:: WHAT YOU HAVE TO DO ::
Copy out each line in the material below that has the word "days".

:: DATA ROWS ::
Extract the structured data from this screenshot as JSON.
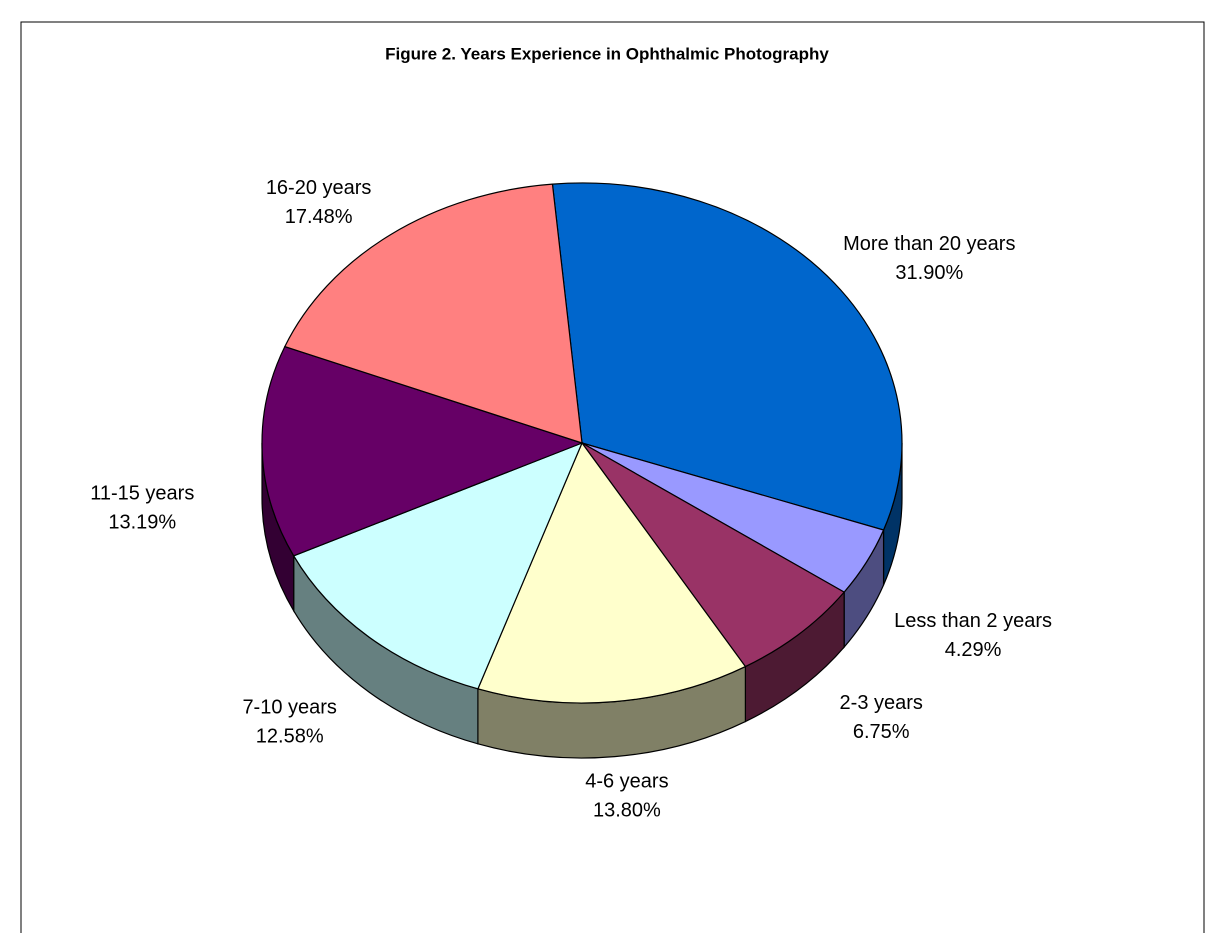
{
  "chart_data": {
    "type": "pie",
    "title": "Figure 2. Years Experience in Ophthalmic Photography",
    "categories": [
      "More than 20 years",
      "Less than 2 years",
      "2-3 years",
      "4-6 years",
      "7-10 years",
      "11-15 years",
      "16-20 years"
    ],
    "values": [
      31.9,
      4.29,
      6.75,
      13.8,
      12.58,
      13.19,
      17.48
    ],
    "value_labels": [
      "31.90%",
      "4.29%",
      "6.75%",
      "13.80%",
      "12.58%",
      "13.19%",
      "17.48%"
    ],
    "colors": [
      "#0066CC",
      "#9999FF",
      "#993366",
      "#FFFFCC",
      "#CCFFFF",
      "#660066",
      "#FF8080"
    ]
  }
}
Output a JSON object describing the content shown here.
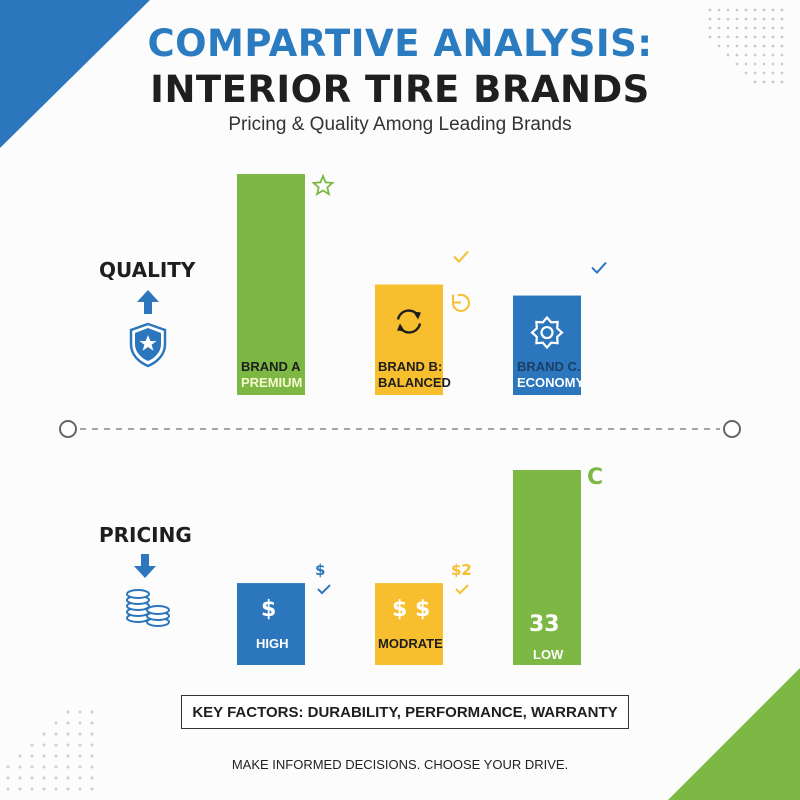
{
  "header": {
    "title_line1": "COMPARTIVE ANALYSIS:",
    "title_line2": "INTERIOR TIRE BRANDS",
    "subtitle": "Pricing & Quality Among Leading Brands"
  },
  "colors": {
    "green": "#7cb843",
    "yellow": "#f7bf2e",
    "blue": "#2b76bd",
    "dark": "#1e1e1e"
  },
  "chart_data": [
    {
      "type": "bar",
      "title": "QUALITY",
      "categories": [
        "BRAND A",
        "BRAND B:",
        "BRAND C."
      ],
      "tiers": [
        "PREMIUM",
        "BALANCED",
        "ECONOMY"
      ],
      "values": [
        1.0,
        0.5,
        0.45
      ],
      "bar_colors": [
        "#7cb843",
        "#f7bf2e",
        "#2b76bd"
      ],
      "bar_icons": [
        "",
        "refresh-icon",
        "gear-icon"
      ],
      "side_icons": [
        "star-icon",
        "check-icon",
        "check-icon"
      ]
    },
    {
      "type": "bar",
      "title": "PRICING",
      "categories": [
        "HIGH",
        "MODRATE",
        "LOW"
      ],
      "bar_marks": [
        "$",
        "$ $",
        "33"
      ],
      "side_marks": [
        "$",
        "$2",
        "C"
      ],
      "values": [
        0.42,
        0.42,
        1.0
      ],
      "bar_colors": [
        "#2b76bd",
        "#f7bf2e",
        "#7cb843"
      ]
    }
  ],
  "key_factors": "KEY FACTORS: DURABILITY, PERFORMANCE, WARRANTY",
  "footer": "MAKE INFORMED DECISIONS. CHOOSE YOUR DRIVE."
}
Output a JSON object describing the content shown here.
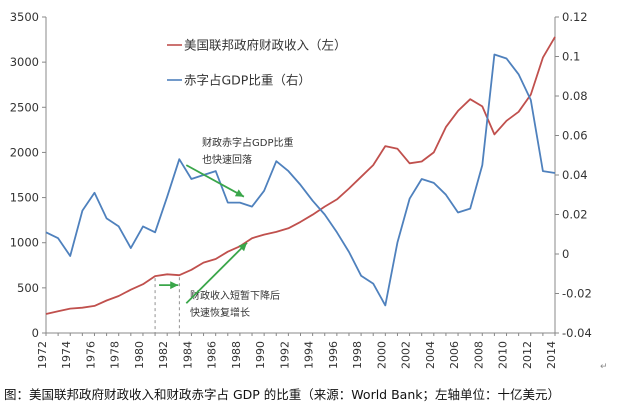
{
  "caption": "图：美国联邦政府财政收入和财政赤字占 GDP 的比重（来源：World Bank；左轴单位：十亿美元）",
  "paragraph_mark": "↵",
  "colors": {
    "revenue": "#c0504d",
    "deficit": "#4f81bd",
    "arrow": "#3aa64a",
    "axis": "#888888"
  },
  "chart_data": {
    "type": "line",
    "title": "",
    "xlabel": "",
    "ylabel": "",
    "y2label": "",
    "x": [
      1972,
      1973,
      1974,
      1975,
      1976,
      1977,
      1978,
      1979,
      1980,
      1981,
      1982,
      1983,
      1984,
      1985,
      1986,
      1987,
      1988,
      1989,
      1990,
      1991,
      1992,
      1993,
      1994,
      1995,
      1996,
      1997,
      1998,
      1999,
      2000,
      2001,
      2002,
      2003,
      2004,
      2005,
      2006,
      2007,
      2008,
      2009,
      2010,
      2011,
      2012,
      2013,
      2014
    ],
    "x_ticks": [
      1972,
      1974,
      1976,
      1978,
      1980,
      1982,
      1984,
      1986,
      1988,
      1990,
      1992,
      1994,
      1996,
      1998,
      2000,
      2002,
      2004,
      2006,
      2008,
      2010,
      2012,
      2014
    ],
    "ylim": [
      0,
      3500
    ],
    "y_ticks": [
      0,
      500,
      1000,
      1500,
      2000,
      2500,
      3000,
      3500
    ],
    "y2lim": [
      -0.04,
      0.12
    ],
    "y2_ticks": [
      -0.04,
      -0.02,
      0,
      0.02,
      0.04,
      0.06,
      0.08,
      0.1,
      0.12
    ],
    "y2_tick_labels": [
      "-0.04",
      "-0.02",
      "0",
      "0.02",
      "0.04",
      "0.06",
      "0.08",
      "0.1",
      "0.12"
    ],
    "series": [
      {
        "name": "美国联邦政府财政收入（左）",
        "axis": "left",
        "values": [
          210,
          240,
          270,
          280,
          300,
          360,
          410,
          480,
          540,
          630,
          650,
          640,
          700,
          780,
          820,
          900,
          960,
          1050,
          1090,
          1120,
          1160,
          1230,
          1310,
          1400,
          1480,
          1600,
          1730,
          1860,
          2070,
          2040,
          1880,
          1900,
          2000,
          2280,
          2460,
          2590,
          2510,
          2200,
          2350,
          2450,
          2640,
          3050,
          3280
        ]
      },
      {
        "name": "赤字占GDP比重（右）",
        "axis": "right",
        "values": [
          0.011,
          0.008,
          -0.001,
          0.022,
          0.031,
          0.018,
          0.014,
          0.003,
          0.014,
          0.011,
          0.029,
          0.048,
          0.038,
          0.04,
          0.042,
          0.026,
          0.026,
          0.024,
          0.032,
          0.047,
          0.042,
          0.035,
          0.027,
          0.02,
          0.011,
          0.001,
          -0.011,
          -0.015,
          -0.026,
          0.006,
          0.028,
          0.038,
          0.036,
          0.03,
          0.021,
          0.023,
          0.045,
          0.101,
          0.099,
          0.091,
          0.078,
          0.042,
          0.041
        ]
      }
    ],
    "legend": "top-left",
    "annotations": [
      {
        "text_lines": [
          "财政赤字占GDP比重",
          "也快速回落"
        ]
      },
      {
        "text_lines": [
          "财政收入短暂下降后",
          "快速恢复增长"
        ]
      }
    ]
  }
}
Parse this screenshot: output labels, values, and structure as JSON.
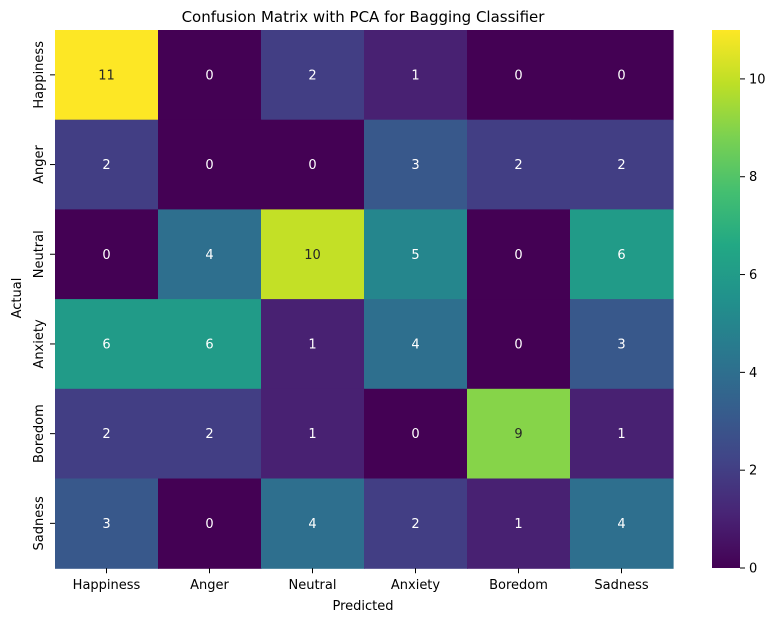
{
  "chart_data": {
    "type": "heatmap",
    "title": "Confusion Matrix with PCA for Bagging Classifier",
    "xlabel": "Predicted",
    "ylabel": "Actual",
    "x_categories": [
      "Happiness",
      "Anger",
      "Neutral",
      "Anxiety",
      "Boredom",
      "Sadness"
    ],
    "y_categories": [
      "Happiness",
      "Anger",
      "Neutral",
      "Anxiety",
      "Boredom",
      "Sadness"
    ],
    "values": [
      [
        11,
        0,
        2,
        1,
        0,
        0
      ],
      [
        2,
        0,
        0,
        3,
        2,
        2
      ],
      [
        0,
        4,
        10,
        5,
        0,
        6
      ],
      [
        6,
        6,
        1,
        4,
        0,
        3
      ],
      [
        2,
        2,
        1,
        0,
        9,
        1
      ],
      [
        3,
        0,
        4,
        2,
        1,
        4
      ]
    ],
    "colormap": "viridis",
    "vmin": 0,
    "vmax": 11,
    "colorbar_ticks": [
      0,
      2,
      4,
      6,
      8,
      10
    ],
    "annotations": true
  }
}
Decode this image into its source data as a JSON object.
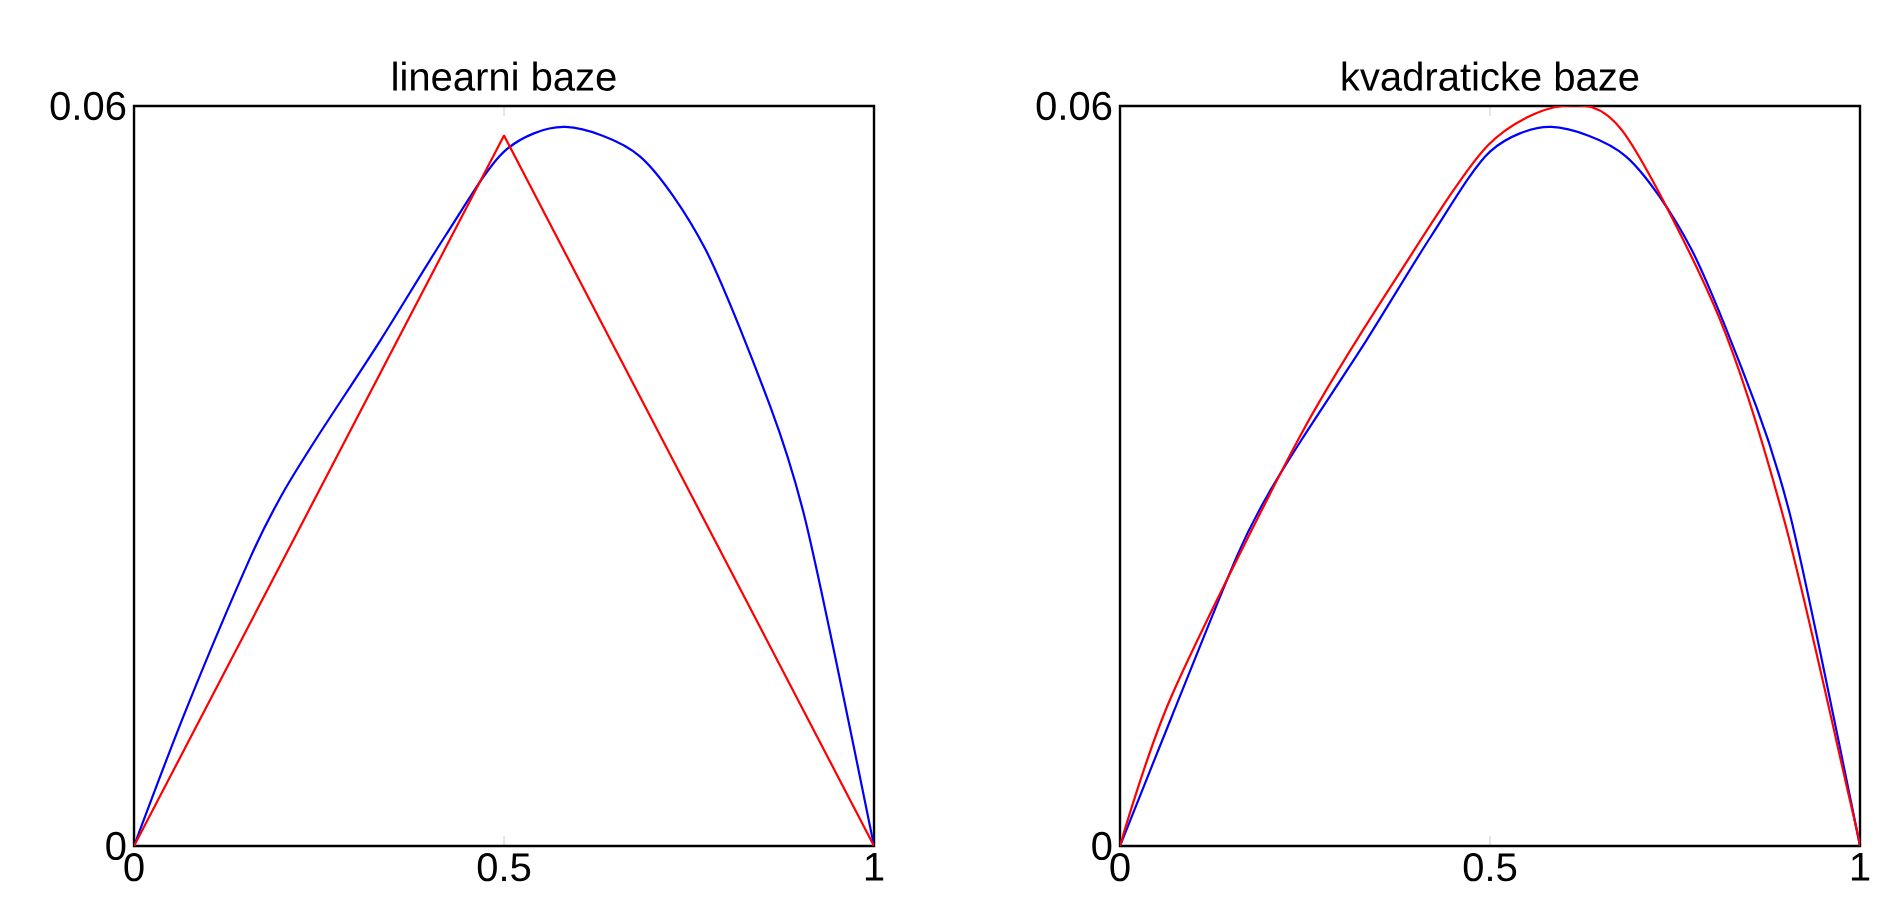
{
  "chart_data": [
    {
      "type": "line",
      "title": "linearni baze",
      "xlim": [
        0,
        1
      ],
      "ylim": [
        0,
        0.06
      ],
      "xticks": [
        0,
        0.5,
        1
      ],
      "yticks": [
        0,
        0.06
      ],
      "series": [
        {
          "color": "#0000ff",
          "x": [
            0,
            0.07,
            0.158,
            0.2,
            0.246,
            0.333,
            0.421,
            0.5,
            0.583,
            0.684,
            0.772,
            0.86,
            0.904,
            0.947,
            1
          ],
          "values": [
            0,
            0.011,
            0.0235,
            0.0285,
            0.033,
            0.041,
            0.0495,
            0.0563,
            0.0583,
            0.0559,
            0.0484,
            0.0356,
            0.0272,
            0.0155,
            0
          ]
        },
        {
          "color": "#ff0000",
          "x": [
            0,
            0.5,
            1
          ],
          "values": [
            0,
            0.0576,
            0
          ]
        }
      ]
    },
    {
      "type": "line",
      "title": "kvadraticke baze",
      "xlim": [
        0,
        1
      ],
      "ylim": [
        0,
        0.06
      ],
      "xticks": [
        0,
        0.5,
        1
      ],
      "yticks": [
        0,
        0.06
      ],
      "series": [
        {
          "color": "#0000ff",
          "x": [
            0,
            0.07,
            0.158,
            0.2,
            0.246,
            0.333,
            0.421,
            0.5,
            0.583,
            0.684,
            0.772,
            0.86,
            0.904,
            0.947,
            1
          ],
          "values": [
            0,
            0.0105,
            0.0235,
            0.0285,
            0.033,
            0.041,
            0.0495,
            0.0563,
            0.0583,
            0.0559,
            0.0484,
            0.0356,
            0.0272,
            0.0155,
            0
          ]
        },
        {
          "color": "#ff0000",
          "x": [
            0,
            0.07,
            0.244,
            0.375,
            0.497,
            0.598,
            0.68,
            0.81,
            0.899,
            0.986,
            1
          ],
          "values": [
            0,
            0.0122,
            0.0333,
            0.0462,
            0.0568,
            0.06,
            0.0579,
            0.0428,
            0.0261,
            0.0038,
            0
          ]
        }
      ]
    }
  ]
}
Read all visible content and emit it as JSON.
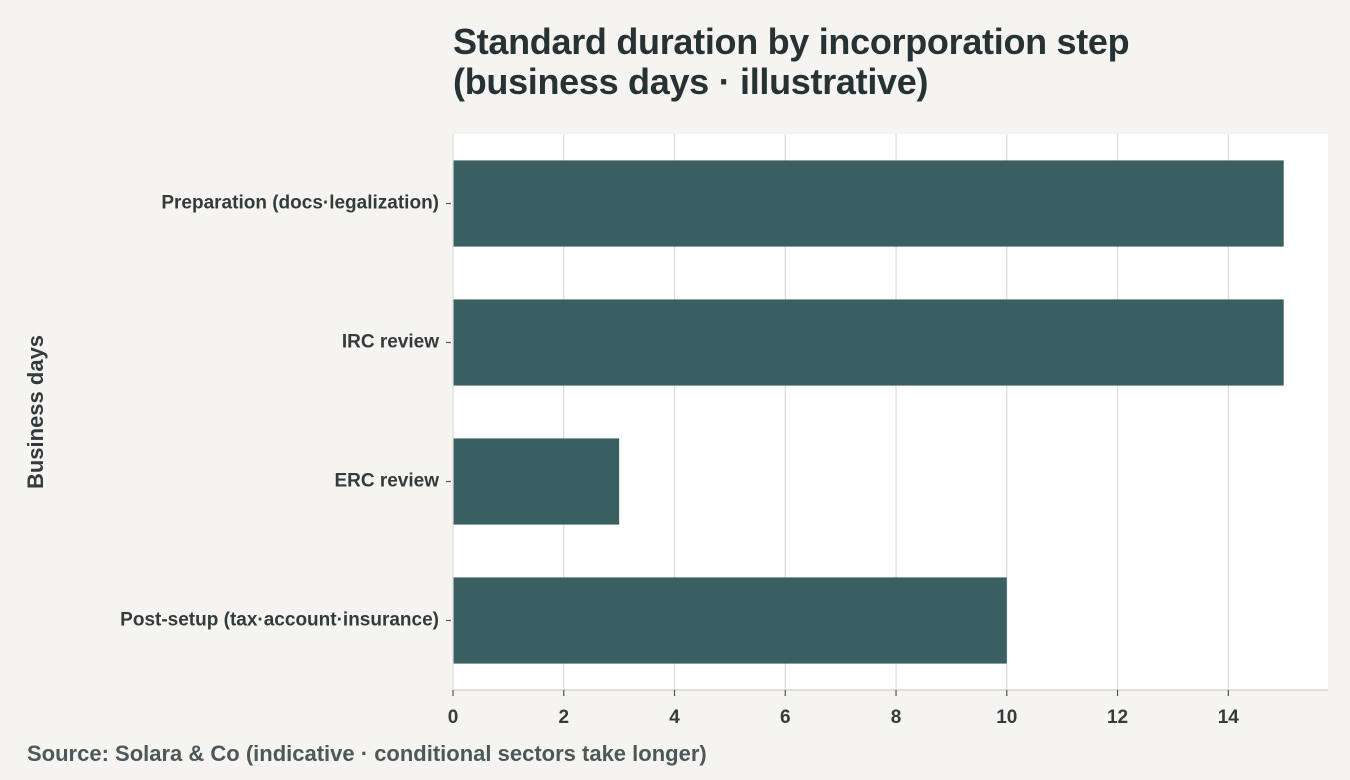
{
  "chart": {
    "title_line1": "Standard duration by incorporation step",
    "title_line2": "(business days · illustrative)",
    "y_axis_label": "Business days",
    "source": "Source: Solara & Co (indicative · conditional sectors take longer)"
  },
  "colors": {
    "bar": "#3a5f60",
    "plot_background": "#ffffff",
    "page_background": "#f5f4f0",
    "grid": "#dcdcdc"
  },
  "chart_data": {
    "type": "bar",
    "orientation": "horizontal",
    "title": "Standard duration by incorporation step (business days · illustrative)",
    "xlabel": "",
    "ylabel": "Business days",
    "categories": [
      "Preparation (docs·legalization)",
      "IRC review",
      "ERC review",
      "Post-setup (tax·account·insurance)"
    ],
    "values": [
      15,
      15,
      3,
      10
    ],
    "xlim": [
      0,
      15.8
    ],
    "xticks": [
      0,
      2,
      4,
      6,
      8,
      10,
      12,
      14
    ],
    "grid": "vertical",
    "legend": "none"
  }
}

:: COMPLETED TASK ::
    "title_line2": "(business days · illustrative)",
    "y_axis_label": "Business days",
    "title": "Standard duration by incorporation step (business days · illustrative)",
    "ylabel": "Business days",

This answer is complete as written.